Stored entries:
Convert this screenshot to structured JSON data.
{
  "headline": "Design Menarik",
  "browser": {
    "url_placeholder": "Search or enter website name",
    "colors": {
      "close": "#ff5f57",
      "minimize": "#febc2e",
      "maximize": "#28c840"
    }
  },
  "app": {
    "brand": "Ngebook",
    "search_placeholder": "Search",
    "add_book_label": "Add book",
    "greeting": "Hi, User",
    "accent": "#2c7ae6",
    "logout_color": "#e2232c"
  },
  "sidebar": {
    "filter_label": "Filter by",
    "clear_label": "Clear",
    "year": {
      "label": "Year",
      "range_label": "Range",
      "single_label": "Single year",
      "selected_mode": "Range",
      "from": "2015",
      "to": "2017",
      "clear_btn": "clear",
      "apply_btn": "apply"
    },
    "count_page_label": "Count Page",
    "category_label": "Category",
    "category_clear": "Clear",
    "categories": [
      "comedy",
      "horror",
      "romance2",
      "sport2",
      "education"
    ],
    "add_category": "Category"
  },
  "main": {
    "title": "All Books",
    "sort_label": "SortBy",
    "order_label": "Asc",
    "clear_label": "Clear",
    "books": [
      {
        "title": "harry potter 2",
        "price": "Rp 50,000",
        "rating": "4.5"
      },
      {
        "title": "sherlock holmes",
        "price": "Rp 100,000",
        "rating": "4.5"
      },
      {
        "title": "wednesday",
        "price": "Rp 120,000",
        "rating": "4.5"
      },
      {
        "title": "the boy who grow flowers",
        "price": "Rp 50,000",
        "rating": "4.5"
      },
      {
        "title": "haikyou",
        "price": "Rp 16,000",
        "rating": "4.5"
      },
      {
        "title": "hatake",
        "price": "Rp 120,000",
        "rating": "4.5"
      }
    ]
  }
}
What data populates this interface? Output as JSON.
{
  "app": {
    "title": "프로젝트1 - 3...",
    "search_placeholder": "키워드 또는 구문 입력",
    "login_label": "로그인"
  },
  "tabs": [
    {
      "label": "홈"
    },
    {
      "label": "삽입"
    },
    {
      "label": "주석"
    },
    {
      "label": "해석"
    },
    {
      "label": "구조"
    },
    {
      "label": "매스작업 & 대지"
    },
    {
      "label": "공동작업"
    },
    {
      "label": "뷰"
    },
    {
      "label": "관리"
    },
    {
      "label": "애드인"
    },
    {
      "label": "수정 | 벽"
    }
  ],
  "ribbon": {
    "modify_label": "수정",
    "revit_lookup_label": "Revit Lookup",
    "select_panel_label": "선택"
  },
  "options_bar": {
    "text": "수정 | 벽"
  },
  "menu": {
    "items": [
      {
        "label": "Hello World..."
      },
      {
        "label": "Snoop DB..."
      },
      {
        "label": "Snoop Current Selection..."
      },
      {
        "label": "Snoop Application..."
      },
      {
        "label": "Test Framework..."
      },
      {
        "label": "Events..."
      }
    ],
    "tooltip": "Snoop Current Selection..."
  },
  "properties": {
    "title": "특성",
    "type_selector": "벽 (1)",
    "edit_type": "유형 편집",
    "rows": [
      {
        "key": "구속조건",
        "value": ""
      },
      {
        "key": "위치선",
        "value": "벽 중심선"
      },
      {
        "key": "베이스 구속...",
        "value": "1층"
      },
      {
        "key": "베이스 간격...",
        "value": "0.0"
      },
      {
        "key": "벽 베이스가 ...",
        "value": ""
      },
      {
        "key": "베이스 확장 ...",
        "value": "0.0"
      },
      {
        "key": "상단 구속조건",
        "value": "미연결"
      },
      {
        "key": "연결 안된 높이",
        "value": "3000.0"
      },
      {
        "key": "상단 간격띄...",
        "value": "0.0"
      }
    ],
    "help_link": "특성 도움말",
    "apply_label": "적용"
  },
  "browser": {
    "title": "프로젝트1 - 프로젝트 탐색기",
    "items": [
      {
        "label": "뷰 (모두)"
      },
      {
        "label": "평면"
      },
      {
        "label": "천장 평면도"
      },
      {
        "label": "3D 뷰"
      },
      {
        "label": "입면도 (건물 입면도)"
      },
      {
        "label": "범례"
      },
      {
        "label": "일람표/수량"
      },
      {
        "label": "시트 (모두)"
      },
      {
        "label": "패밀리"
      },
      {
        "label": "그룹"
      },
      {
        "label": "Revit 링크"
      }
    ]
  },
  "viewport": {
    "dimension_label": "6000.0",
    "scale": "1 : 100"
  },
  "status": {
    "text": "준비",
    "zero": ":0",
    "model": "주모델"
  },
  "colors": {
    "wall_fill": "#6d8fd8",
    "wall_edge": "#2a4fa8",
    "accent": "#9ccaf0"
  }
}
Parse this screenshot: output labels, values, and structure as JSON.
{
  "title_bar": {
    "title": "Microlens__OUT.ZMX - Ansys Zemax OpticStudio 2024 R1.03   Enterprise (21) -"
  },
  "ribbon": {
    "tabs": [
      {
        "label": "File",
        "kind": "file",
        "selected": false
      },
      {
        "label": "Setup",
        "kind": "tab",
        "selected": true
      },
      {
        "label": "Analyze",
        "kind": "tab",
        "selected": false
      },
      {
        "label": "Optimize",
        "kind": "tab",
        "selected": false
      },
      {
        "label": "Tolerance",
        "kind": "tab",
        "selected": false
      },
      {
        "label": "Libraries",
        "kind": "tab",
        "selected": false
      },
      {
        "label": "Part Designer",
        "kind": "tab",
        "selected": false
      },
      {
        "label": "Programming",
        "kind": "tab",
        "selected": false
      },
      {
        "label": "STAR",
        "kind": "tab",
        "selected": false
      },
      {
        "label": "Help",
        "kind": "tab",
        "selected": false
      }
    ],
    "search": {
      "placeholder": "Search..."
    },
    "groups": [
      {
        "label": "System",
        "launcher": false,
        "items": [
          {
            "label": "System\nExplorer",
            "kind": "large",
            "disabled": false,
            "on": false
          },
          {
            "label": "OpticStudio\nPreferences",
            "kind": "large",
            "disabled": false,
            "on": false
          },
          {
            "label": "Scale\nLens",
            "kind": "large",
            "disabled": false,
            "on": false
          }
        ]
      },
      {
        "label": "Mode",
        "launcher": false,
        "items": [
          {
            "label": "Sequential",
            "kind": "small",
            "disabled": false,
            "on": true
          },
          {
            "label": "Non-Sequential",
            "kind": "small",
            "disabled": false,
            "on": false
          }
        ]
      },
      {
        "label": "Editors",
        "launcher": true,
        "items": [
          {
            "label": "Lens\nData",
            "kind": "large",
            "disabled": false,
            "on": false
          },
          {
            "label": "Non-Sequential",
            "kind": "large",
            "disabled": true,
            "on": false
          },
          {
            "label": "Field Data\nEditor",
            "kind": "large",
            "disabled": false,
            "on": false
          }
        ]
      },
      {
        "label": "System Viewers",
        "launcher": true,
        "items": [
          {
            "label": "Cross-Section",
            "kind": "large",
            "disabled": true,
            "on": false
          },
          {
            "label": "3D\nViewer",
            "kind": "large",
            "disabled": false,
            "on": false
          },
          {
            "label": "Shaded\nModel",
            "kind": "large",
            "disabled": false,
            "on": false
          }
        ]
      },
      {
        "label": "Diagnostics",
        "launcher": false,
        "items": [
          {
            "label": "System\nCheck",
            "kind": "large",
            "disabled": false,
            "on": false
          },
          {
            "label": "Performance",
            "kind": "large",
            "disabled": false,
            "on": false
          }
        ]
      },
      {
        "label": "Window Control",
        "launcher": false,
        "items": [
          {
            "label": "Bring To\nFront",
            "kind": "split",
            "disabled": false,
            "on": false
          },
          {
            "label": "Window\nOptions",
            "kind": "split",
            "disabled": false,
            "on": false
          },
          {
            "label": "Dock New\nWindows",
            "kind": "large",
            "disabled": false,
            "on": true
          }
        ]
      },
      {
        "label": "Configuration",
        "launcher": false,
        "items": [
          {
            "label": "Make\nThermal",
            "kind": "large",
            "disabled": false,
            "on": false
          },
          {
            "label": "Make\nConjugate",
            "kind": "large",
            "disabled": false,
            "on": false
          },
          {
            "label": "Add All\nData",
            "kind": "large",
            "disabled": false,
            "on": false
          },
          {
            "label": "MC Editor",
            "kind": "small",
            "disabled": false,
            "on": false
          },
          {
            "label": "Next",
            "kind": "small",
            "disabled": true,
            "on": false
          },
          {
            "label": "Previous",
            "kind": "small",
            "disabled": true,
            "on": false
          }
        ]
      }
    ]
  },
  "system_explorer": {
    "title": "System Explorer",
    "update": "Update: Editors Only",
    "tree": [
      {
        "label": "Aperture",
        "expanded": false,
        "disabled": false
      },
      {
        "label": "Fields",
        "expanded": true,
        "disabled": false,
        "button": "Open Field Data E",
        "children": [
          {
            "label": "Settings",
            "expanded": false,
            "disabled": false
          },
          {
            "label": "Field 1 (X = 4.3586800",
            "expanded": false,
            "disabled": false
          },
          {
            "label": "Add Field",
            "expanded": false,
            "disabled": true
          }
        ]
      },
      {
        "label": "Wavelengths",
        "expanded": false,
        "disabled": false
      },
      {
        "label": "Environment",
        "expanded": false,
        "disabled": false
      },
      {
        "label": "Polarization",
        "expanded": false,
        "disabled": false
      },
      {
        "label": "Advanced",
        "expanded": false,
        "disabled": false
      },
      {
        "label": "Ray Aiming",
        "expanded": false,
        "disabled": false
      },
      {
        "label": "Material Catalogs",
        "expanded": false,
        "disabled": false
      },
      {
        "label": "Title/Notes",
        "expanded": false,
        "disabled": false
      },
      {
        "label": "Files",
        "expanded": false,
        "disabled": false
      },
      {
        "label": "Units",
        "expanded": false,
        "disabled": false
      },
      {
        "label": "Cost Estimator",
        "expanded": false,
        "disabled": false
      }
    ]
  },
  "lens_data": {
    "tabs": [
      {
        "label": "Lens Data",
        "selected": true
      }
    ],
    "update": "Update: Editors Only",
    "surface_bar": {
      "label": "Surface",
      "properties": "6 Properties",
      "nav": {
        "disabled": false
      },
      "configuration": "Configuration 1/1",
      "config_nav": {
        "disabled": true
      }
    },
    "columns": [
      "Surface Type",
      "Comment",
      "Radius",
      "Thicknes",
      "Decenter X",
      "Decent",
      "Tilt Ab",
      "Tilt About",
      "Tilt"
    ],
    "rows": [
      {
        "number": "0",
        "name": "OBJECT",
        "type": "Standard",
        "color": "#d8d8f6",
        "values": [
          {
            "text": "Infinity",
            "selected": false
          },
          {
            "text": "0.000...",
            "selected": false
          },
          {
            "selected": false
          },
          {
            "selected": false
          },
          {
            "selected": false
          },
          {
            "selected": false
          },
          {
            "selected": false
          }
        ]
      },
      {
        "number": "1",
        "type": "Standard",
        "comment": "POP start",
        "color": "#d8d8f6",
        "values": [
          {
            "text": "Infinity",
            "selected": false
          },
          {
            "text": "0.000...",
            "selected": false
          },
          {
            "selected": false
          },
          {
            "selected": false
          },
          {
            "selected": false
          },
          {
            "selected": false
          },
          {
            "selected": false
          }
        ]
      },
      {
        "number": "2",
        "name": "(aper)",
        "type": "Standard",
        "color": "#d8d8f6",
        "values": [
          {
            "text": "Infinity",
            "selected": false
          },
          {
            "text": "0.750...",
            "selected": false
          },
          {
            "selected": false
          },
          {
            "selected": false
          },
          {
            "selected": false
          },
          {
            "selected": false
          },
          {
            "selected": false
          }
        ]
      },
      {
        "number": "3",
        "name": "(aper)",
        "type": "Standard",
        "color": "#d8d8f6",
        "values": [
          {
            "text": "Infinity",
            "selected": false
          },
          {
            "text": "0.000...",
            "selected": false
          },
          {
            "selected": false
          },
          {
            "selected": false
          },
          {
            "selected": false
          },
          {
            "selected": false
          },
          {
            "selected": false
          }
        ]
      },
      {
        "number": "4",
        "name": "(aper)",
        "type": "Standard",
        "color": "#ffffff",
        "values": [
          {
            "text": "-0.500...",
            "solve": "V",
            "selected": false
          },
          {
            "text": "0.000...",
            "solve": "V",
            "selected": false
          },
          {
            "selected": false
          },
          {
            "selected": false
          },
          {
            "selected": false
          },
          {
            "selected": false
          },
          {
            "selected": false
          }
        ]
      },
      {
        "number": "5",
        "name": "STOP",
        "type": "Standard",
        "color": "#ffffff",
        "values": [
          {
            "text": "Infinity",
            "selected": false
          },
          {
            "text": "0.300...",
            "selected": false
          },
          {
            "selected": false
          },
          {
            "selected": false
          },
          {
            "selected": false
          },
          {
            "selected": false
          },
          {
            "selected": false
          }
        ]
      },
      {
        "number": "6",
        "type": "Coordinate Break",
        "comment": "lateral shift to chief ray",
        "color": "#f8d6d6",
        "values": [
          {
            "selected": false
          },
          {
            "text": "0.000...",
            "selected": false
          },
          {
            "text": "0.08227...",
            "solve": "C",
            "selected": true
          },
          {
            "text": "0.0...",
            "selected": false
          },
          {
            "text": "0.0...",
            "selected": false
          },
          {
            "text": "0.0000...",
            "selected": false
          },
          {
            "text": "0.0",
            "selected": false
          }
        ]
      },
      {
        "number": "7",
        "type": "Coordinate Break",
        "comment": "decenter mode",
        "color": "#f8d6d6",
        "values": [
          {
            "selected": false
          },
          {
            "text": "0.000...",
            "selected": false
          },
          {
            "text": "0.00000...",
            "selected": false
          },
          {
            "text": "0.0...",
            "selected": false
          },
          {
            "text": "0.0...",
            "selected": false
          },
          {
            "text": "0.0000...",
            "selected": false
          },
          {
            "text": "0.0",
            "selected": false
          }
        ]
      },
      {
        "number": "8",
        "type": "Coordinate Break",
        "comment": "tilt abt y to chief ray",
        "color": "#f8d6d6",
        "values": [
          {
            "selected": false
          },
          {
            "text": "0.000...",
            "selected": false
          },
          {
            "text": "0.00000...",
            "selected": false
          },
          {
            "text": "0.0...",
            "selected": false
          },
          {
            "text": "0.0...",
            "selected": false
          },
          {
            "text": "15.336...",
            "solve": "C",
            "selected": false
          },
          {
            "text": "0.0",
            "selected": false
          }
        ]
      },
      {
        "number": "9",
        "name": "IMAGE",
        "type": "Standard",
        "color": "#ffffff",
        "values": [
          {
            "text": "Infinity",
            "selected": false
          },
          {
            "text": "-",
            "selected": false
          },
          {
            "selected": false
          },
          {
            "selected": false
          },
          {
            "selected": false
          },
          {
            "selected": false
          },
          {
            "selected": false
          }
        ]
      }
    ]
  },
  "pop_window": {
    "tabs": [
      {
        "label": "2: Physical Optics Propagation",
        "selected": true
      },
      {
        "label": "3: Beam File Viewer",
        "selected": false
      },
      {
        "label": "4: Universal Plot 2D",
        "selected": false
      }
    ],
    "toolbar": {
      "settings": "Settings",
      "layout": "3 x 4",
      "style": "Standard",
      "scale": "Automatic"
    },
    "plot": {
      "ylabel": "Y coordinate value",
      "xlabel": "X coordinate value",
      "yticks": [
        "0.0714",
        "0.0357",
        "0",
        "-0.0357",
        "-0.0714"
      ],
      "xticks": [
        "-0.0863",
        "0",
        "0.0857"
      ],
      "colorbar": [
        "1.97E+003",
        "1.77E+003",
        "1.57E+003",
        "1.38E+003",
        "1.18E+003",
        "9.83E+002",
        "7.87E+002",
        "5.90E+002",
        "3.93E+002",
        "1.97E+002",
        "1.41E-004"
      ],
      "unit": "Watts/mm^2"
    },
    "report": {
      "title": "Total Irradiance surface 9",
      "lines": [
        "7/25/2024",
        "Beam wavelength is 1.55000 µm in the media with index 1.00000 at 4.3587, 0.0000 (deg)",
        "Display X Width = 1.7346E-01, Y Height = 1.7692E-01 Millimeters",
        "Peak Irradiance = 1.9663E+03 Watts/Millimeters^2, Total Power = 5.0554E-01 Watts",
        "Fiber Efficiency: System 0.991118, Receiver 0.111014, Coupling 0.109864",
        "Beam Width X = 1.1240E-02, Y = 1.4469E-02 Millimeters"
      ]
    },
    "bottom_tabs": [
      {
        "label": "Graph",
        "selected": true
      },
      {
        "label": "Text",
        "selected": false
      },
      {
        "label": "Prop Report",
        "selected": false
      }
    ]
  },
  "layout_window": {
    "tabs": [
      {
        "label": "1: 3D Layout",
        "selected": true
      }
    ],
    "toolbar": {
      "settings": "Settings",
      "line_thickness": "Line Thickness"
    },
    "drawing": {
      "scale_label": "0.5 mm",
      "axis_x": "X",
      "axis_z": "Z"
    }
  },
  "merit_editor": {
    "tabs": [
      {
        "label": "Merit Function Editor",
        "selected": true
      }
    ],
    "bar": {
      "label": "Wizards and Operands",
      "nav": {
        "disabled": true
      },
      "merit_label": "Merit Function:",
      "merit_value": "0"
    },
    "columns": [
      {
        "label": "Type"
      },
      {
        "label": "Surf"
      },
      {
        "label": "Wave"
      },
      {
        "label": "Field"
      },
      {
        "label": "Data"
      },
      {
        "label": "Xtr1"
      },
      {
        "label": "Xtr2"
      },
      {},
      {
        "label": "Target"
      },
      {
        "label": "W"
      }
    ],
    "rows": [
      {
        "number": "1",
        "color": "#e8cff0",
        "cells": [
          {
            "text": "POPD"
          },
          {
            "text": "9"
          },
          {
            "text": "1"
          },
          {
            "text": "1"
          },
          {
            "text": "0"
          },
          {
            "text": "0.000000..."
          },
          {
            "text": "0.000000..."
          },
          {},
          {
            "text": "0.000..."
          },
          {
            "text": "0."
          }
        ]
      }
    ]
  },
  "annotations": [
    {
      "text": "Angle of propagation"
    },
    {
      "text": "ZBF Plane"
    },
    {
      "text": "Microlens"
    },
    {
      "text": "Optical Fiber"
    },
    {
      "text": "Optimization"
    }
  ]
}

To do: Go through the entries above and copy every line containing "number".

Complete response:
        "number": "0",
        "number": "1",
        "number": "2",
        "number": "3",
        "number": "4",
        "number": "5",
        "number": "6",
        "number": "7",
        "number": "8",
        "number": "9",
        "number": "1",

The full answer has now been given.